- _DOCUMENT EXCERPT_:
_ _ _ _ _ _ _

The war disrupted the lives of thousands of colonists and natives, ended long-standing alliances, and unified the New England colonies. Over 1,000 colonists died, with Plymouth Colony suffering the most, and thousands of Indians lost their life, freedom, and land after the struggle ended.
Growing Population
When the Pilgrims arrived and settled in Plymouth Colony in 1620, they spent a large amount of time and resources to try and make good relations with the native population.
The Wampanoag tribe was the first tribe that contacted them, and they were able to build great relations with the tribe. They traded exchanged information, and Governor William Bradford even gifted a red horse to Chief Massasoit because he saw how he admired it.
However, wave after wave continued to arrive in the New England colonies. The Puritans arrived and founded the Massachusetts Bay Colony. Soon, Rhode Island and Connecticut were founded, and the population in the region continued to rise.
Strangers also began to populate the region. These strangers did not have religious reasons but were motivated by money. Soon, the population began to push into the lands held by the native Indian tribes, cause friction between them and the settlers.

_ _ _ _ _ _ _

- _MATERIAL SUPPLIED_:
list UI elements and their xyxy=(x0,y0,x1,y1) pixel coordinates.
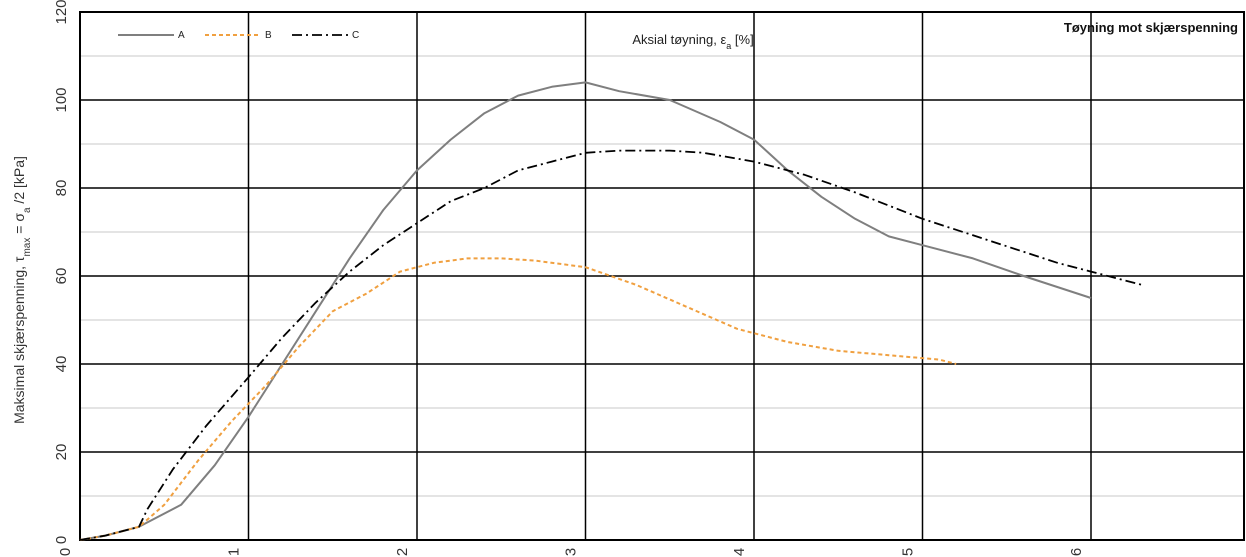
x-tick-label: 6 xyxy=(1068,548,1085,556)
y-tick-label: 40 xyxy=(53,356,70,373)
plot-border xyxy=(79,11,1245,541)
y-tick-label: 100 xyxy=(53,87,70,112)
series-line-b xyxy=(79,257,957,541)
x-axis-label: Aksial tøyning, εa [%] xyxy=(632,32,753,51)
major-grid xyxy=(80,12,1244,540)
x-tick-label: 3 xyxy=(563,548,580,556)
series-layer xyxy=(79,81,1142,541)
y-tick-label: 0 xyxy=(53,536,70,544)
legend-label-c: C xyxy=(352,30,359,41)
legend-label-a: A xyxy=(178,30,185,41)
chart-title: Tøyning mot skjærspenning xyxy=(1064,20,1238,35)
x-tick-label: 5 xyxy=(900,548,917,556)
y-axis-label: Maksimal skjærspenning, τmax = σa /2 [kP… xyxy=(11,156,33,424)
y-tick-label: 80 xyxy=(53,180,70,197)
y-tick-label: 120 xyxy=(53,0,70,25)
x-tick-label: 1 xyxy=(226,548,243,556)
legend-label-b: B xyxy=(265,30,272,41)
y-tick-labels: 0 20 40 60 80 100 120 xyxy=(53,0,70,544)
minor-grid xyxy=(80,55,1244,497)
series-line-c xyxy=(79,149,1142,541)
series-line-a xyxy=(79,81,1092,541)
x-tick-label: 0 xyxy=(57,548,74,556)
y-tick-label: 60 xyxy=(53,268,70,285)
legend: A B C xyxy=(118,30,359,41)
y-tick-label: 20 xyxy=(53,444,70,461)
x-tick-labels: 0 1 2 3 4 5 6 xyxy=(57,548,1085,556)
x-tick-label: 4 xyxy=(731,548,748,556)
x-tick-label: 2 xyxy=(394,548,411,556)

_ _ _ _ _ _ _

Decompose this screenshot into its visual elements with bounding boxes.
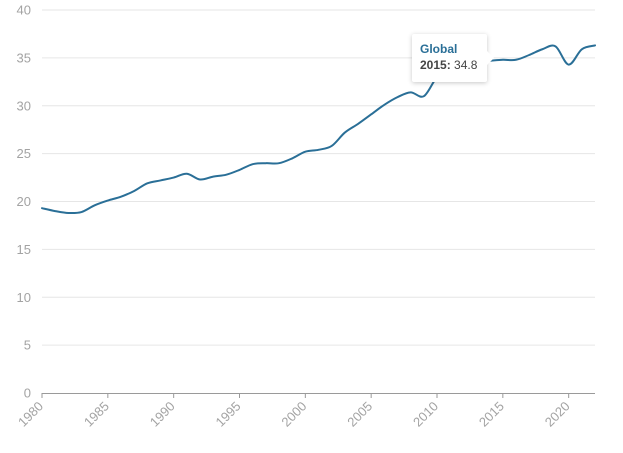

_ _ _ _ _ _ _

- _TASK TO CARRY OUT_:
Please copy the New England colonies passage word for word, beginning at the words "The Wampanoag tribe" and stopping after "continued to rise.". The rows are separate material, unrelated to the New England colonies passage.

- _WRITTEN REPLY_:
The Wampanoag tribe was the first tribe that contacted them, and they were able to build great relations with the tribe. They traded exchanged information, and Governor William Bradford even gifted a red horse to Chief Massasoit because he saw how he admired it.
However, wave after wave continued to arrive in the New England colonies. The Puritans arrived and founded the Massachusetts Bay Colony. Soon, Rhode Island and Connecticut were founded, and the population in the region continued to rise.